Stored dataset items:
━━━━━━━━━━━━━━━━━━━━

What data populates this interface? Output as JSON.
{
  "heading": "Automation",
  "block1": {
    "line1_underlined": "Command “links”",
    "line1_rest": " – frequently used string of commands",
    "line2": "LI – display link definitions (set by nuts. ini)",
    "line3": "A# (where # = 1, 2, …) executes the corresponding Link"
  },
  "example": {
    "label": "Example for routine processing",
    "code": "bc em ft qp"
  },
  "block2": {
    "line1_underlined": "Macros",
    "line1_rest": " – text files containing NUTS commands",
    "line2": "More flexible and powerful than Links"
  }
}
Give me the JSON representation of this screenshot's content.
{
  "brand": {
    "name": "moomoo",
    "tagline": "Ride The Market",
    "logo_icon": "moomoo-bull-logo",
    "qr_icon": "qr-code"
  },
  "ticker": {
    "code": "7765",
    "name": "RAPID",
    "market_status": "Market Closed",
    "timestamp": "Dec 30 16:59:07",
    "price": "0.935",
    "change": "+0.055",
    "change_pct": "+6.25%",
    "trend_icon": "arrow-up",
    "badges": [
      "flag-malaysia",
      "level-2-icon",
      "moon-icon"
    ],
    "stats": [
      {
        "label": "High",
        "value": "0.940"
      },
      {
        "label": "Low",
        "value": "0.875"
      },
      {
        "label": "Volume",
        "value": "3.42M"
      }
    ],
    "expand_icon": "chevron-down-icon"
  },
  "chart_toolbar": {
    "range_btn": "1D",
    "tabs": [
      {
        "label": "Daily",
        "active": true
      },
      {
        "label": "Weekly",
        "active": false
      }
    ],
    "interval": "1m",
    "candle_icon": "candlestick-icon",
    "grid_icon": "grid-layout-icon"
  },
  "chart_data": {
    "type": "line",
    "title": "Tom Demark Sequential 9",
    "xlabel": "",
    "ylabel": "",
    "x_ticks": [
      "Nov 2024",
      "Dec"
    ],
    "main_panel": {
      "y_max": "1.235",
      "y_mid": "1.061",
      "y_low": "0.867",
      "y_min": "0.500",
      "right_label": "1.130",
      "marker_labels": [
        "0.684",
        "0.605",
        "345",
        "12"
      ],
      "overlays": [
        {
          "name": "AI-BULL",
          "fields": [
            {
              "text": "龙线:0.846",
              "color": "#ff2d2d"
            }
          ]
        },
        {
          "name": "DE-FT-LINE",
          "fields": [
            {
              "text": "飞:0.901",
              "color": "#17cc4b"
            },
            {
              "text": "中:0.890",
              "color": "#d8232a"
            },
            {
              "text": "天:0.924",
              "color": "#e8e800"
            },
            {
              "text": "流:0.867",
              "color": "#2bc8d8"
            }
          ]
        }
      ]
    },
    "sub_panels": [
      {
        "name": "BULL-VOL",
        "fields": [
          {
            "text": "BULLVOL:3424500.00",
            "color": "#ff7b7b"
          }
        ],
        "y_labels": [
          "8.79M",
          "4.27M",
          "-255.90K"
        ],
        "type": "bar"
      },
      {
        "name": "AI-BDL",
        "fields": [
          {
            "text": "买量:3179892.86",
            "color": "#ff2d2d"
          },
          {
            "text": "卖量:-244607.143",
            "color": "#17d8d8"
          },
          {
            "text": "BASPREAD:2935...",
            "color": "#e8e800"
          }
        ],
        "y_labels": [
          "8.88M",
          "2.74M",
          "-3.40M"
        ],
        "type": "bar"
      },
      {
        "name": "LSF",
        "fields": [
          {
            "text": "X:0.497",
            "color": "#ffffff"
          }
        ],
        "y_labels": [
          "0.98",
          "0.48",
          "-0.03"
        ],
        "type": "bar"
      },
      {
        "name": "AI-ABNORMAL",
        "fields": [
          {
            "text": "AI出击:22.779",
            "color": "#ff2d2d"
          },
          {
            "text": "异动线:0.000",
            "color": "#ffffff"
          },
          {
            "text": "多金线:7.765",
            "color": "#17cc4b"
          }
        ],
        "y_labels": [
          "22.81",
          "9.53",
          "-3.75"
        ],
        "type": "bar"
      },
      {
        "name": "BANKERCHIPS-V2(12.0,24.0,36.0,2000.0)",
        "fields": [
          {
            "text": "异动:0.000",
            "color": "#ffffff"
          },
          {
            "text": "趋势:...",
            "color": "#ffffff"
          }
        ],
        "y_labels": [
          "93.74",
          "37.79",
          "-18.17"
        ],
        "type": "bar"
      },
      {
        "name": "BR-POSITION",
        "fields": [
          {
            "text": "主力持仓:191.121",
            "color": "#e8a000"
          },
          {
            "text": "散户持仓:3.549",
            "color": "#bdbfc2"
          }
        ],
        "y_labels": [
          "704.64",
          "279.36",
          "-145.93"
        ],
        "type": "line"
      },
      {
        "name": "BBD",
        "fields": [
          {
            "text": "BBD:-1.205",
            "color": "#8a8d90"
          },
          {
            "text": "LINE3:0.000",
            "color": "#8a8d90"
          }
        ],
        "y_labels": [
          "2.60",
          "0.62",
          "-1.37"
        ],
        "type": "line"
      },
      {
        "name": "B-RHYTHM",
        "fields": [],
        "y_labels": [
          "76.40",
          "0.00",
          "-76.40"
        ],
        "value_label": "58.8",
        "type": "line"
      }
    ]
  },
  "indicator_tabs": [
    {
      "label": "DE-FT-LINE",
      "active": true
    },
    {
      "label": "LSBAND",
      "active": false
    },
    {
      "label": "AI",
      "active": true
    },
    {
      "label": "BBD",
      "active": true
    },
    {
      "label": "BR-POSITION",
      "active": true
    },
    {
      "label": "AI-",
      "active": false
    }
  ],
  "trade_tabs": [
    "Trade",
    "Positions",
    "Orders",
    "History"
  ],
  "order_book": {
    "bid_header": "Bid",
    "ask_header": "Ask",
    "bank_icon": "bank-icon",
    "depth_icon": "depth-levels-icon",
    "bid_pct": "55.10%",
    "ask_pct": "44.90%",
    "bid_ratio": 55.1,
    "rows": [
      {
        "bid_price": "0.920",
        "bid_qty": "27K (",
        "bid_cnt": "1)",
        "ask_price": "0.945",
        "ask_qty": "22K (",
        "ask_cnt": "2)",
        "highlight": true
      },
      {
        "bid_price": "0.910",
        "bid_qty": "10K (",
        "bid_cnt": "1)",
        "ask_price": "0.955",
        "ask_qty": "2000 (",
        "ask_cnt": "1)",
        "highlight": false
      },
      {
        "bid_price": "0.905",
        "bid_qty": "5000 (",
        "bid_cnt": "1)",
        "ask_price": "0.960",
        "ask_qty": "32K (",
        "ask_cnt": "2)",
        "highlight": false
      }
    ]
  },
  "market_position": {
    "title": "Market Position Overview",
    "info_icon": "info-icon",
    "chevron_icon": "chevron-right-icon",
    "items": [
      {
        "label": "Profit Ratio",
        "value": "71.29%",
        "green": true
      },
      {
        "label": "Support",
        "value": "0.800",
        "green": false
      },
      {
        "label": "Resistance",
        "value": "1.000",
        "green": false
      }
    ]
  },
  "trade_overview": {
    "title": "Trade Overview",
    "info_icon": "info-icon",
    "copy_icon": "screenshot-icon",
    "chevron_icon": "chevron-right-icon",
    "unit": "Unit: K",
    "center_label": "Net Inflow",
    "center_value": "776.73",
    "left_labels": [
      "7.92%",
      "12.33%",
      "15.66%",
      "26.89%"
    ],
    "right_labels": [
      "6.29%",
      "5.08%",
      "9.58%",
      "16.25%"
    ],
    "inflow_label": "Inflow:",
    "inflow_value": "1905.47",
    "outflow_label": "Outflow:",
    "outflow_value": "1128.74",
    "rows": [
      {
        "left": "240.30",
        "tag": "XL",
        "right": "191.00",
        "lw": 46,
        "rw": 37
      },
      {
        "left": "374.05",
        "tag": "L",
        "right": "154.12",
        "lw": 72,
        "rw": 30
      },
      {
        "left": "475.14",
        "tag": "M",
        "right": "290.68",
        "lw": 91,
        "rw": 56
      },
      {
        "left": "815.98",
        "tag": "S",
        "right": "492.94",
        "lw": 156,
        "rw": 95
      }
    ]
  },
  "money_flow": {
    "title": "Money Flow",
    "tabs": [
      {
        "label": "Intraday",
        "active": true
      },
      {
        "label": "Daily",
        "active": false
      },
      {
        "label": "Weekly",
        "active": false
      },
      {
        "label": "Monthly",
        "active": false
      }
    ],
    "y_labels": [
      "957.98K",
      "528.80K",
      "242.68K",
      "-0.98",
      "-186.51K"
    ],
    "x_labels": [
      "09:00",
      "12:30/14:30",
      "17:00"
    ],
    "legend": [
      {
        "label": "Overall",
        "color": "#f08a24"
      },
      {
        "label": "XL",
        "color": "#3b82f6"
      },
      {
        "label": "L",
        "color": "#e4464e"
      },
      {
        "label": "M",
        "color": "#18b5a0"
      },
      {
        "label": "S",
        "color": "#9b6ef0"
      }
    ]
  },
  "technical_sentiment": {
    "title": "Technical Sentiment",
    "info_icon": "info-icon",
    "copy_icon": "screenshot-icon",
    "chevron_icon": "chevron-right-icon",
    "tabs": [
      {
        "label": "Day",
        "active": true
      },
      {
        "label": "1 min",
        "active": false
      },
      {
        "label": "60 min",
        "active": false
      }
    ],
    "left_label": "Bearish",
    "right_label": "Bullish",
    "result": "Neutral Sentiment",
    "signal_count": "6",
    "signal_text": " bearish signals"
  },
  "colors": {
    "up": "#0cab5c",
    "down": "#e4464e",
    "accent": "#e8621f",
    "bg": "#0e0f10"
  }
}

━━━━━━━━━━━━━━━━━━━━

THE REQUEST – Gather and return every line that holds the string "down".

ANSWER FOR THIS EXERCISE –
    "expand_icon": "chevron-down-icon"
    "down": "#e4464e",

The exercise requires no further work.